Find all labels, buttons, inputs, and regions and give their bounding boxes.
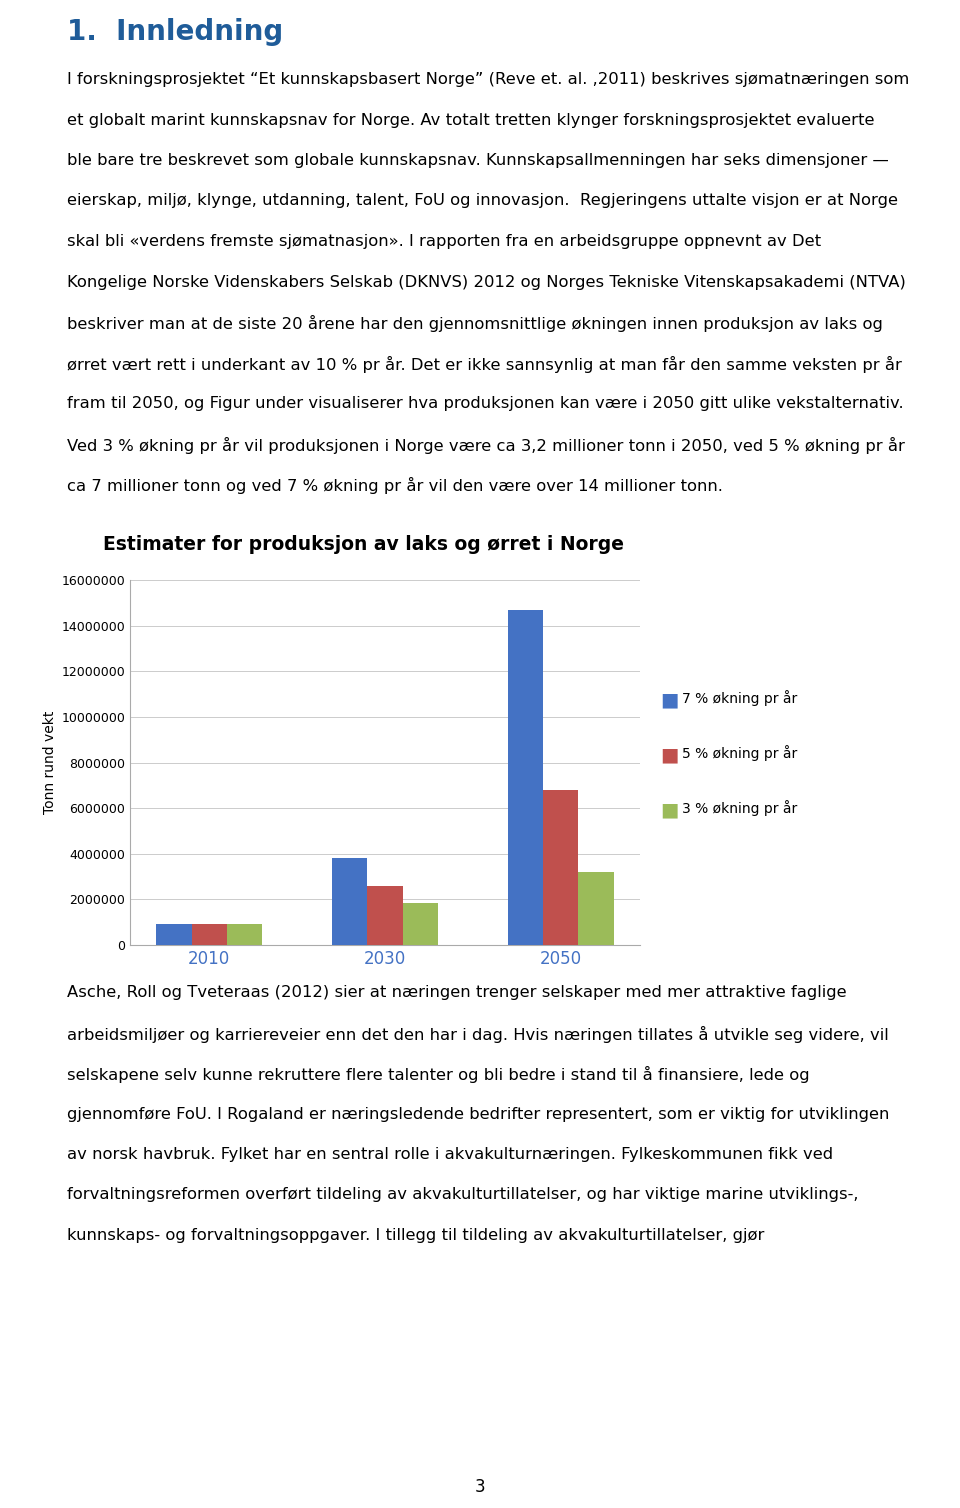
Text: et globalt marint kunnskapsnav for Norge. Av totalt tretten klynger forskningspr: et globalt marint kunnskapsnav for Norge… <box>67 113 875 128</box>
Text: forvaltningsreformen overført tildeling av akvakulturtillatelser, og har viktige: forvaltningsreformen overført tildeling … <box>67 1187 858 1202</box>
Text: ble bare tre beskrevet som globale kunnskapsnav. Kunnskapsallmenningen har seks : ble bare tre beskrevet som globale kunns… <box>67 152 889 167</box>
Text: 3 % økning pr år: 3 % økning pr år <box>682 801 797 816</box>
Bar <box>543 790 579 946</box>
Text: arbeidsmiljøer og karriereveier enn det den har i dag. Hvis næringen tillates å : arbeidsmiljøer og karriereveier enn det … <box>67 1025 889 1042</box>
Bar <box>402 903 438 946</box>
Text: gjennomføre FoU. I Rogaland er næringsledende bedrifter representert, som er vik: gjennomføre FoU. I Rogaland er næringsle… <box>67 1107 889 1122</box>
Text: Estimater for produksjon av laks og ørret i Norge: Estimater for produksjon av laks og ørre… <box>103 535 624 553</box>
Text: 7 % økning pr år: 7 % økning pr år <box>682 691 797 706</box>
Bar <box>156 924 192 946</box>
Text: av norsk havbruk. Fylket har en sentral rolle i akvakulturnæringen. Fylkeskommun: av norsk havbruk. Fylket har en sentral … <box>67 1148 833 1163</box>
Text: I forskningsprosjektet “Et kunnskapsbasert Norge” (Reve et. al. ,2011) beskrives: I forskningsprosjektet “Et kunnskapsbase… <box>67 72 909 87</box>
Text: 5 % økning pr år: 5 % økning pr år <box>682 745 797 762</box>
Text: ørret vært rett i underkant av 10 % pr år. Det er ikke sannsynlig at man får den: ørret vært rett i underkant av 10 % pr å… <box>67 356 901 372</box>
Text: 3: 3 <box>474 1478 486 1496</box>
Text: fram til 2050, og Figur under visualiserer hva produksjonen kan være i 2050 gitt: fram til 2050, og Figur under visualiser… <box>67 397 903 412</box>
Text: ca 7 millioner tonn og ved 7 % økning pr år vil den være over 14 millioner tonn.: ca 7 millioner tonn og ved 7 % økning pr… <box>67 477 723 495</box>
Text: kunnskaps- og forvaltningsoppgaver. I tillegg til tildeling av akvakulturtillate: kunnskaps- og forvaltningsoppgaver. I ti… <box>67 1228 764 1243</box>
Bar <box>332 858 368 946</box>
Bar <box>508 609 543 946</box>
Text: beskriver man at de siste 20 årene har den gjennomsnittlige økningen innen produ: beskriver man at de siste 20 årene har d… <box>67 315 883 332</box>
Bar <box>227 924 262 946</box>
Text: skal bli «verdens fremste sjømatnasjon». I rapporten fra en arbeidsgruppe oppnev: skal bli «verdens fremste sjømatnasjon».… <box>67 234 821 249</box>
Y-axis label: Tonn rund vekt: Tonn rund vekt <box>43 710 57 814</box>
Bar <box>579 872 613 946</box>
Bar <box>192 924 227 946</box>
Text: ■: ■ <box>660 801 679 819</box>
Bar <box>368 885 402 946</box>
Text: ■: ■ <box>660 745 679 765</box>
Text: eierskap, miljø, klynge, utdanning, talent, FoU og innovasjon.  Regjeringens utt: eierskap, miljø, klynge, utdanning, tale… <box>67 193 898 208</box>
Text: Ved 3 % økning pr år vil produksjonen i Norge være ca 3,2 millioner tonn i 2050,: Ved 3 % økning pr år vil produksjonen i … <box>67 436 905 454</box>
Text: Asche, Roll og Tveteraas (2012) sier at næringen trenger selskaper med mer attra: Asche, Roll og Tveteraas (2012) sier at … <box>67 985 847 1000</box>
Text: 1.  Innledning: 1. Innledning <box>67 18 283 47</box>
Text: selskapene selv kunne rekruttere flere talenter og bli bedre i stand til å finan: selskapene selv kunne rekruttere flere t… <box>67 1066 809 1083</box>
Text: Kongelige Norske Videnskabers Selskab (DKNVS) 2012 og Norges Tekniske Vitenskaps: Kongelige Norske Videnskabers Selskab (D… <box>67 274 906 290</box>
Text: ■: ■ <box>660 691 679 709</box>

:::

Task to carry out -> Put the lines above into a numbered list. Skip any blank lines and leave out the pictures.

Task response ->
1. Find all labels, buttons, inputs, and regions and give their bounding boxes.
2. Text: et globalt marint kunnskapsnav for Norge. Av totalt tretten klynger forskningspr: et globalt marint kunnskapsnav for Norge… <box>67 113 875 128</box>
3. Text: forvaltningsreformen overført tildeling av akvakulturtillatelser, og har viktige: forvaltningsreformen overført tildeling … <box>67 1187 858 1202</box>
4. Text: ble bare tre beskrevet som globale kunnskapsnav. Kunnskapsallmenningen har seks : ble bare tre beskrevet som globale kunns… <box>67 152 889 167</box>
5. Text: 3 % økning pr år: 3 % økning pr år <box>682 801 797 816</box>
6. Bar <box>543 790 579 946</box>
7. Text: arbeidsmiljøer og karriereveier enn det den har i dag. Hvis næringen tillates å : arbeidsmiljøer og karriereveier enn det … <box>67 1025 889 1042</box>
8. Bar <box>402 903 438 946</box>
9. Text: gjennomføre FoU. I Rogaland er næringsledende bedrifter representert, som er vik: gjennomføre FoU. I Rogaland er næringsle… <box>67 1107 889 1122</box>
10. Text: Estimater for produksjon av laks og ørret i Norge: Estimater for produksjon av laks og ørre… <box>103 535 624 553</box>
11. Text: 7 % økning pr år: 7 % økning pr år <box>682 691 797 706</box>
12. Bar <box>156 924 192 946</box>
13. Text: av norsk havbruk. Fylket har en sentral rolle i akvakulturnæringen. Fylkeskommun: av norsk havbruk. Fylket har en sentral … <box>67 1148 833 1163</box>
14. Text: I forskningsprosjektet “Et kunnskapsbasert Norge” (Reve et. al. ,2011) beskrives: I forskningsprosjektet “Et kunnskapsbase… <box>67 72 909 87</box>
15. Text: 5 % økning pr år: 5 % økning pr år <box>682 745 797 762</box>
16. Text: ørret vært rett i underkant av 10 % pr år. Det er ikke sannsynlig at man får den: ørret vært rett i underkant av 10 % pr å… <box>67 356 901 372</box>
17. Text: 3: 3 <box>474 1478 486 1496</box>
18. Text: fram til 2050, og Figur under visualiserer hva produksjonen kan være i 2050 gitt: fram til 2050, og Figur under visualiser… <box>67 397 903 412</box>
19. Text: ca 7 millioner tonn og ved 7 % økning pr år vil den være over 14 millioner tonn.: ca 7 millioner tonn og ved 7 % økning pr… <box>67 477 723 495</box>
20. Text: kunnskaps- og forvaltningsoppgaver. I tillegg til tildeling av akvakulturtillate: kunnskaps- og forvaltningsoppgaver. I ti… <box>67 1228 764 1243</box>
21. Bar <box>332 858 368 946</box>
22. Bar <box>508 609 543 946</box>
23. Text: beskriver man at de siste 20 årene har den gjennomsnittlige økningen innen produ: beskriver man at de siste 20 årene har d… <box>67 315 883 332</box>
24. Bar <box>227 924 262 946</box>
25. Text: skal bli «verdens fremste sjømatnasjon». I rapporten fra en arbeidsgruppe oppnev: skal bli «verdens fremste sjømatnasjon».… <box>67 234 821 249</box>
26. Y-axis label: Tonn rund vekt: Tonn rund vekt <box>43 710 57 814</box>
27. Bar <box>579 872 613 946</box>
28. Bar <box>192 924 227 946</box>
29. Text: ■: ■ <box>660 801 679 819</box>
30. Bar <box>368 885 402 946</box>
31. Text: ■: ■ <box>660 745 679 765</box>
32. Text: eierskap, miljø, klynge, utdanning, talent, FoU og innovasjon.  Regjeringens utt: eierskap, miljø, klynge, utdanning, tale… <box>67 193 898 208</box>
33. Text: Ved 3 % økning pr år vil produksjonen i Norge være ca 3,2 millioner tonn i 2050,: Ved 3 % økning pr år vil produksjonen i … <box>67 436 905 454</box>
34. Text: Asche, Roll og Tveteraas (2012) sier at næringen trenger selskaper med mer attra: Asche, Roll og Tveteraas (2012) sier at … <box>67 985 847 1000</box>
35. Text: 1.  Innledning: 1. Innledning <box>67 18 283 47</box>
36. Text: selskapene selv kunne rekruttere flere talenter og bli bedre i stand til å finan: selskapene selv kunne rekruttere flere t… <box>67 1066 809 1083</box>
37. Text: Kongelige Norske Videnskabers Selskab (DKNVS) 2012 og Norges Tekniske Vitenskaps: Kongelige Norske Videnskabers Selskab (D… <box>67 274 906 290</box>
38. Text: ■: ■ <box>660 691 679 709</box>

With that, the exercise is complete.